Every line of the data that contains the string "JSON" must be copied.

---------- Records for the exercise

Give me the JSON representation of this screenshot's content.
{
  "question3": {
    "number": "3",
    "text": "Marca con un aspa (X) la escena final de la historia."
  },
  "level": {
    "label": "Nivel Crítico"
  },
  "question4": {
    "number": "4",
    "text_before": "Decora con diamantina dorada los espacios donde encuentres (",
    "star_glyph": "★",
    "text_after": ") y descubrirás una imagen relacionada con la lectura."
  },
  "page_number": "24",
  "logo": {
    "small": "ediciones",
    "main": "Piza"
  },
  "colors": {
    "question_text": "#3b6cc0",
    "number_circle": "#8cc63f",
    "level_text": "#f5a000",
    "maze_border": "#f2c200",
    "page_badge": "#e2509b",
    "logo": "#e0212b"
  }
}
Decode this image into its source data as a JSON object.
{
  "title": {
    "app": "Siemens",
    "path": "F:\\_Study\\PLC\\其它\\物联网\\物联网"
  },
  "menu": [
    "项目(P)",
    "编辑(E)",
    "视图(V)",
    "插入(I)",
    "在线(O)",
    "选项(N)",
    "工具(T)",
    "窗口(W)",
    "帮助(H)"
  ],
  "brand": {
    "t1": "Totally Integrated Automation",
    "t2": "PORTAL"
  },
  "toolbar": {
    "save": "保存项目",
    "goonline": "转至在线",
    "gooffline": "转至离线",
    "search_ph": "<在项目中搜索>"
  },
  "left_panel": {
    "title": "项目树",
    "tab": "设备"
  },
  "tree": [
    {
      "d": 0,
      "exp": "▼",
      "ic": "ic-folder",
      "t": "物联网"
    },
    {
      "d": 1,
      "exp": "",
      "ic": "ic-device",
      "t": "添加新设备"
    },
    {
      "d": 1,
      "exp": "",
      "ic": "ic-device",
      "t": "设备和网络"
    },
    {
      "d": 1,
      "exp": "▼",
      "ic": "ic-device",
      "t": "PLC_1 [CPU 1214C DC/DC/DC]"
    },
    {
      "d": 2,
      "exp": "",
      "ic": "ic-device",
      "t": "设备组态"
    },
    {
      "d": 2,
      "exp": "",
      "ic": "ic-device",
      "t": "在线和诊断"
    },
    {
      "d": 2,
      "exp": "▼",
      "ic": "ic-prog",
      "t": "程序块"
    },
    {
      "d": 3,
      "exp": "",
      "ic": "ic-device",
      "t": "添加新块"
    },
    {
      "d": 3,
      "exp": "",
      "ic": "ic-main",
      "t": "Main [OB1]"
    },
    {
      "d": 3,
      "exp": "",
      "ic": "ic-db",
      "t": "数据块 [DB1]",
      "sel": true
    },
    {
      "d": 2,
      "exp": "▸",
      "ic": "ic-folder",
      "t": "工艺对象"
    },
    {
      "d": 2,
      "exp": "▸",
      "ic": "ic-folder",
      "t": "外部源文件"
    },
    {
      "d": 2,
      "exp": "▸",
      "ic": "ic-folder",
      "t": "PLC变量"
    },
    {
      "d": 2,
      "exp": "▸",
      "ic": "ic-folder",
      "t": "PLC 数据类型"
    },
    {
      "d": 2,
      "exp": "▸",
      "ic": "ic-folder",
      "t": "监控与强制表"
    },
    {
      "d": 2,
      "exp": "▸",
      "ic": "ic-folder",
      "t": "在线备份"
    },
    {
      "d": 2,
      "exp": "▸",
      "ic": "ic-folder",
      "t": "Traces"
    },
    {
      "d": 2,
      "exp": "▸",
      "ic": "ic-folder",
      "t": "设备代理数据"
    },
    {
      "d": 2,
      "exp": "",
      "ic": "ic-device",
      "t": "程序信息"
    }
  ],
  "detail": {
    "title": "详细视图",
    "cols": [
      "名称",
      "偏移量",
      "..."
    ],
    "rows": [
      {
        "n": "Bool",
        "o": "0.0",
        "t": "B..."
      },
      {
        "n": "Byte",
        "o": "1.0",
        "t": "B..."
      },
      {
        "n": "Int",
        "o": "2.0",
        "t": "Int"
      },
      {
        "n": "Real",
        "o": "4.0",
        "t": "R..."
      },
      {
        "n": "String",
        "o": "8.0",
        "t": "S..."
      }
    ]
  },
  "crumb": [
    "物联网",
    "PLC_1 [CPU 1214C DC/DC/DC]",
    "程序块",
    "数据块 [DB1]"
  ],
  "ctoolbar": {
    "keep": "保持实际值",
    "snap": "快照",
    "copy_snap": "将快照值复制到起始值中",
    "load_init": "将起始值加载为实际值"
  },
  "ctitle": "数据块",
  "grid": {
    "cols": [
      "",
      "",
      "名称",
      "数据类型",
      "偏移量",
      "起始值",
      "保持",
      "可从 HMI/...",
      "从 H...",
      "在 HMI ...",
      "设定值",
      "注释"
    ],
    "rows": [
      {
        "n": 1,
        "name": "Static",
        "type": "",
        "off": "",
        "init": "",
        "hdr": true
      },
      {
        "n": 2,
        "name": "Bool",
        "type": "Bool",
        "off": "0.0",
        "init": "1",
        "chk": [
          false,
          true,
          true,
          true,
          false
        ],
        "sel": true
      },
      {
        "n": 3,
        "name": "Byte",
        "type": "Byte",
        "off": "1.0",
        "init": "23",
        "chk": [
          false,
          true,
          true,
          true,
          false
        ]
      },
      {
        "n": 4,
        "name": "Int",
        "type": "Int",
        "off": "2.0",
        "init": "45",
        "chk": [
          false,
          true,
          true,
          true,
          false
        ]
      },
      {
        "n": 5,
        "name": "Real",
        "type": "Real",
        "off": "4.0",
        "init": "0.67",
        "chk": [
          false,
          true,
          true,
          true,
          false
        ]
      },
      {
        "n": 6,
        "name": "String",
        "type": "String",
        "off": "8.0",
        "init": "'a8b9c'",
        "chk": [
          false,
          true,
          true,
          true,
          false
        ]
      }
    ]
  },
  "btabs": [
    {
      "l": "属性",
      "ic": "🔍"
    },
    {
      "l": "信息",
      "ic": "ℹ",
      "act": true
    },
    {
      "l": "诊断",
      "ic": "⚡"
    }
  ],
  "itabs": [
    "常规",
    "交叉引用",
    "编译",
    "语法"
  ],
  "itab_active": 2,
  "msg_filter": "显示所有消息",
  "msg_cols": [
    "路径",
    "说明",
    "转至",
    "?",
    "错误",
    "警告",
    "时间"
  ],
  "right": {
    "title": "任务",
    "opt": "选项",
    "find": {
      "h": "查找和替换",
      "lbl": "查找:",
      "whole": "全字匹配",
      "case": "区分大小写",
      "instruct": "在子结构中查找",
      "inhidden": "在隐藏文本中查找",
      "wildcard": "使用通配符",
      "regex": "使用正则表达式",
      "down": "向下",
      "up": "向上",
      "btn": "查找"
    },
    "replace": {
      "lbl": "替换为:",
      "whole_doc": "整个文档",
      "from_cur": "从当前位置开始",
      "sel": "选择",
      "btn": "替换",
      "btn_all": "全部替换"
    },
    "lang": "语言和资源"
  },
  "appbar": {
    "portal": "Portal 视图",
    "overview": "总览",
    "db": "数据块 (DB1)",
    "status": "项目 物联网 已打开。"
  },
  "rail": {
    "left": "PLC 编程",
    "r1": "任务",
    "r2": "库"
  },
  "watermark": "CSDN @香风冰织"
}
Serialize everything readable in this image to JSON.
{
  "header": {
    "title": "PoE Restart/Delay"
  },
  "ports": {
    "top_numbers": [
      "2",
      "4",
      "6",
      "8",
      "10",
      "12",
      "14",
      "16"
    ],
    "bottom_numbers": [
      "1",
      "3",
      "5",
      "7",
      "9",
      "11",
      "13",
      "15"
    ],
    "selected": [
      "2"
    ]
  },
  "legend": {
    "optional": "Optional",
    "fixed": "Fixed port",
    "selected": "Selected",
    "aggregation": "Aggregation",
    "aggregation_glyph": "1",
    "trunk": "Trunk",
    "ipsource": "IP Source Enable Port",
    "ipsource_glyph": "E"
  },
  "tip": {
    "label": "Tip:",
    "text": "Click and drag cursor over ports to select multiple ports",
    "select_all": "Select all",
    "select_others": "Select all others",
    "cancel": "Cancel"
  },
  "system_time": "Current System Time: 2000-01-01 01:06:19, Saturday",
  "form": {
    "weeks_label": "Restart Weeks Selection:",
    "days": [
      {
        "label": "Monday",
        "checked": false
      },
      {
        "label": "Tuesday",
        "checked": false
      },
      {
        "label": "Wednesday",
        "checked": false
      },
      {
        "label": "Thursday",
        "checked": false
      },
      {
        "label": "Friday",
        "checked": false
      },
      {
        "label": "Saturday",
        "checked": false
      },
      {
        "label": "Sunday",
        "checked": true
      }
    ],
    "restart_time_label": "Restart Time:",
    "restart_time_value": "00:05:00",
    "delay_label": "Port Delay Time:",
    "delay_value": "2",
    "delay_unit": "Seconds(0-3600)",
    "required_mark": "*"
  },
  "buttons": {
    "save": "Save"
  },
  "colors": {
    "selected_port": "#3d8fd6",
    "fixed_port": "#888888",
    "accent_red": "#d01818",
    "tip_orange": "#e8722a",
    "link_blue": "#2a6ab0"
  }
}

--------------------

## Correct answer
Give me the JSON representation of this screenshot's content.
Decode this image into its source data as a JSON object.
Serialize everything readable in this image to JSON.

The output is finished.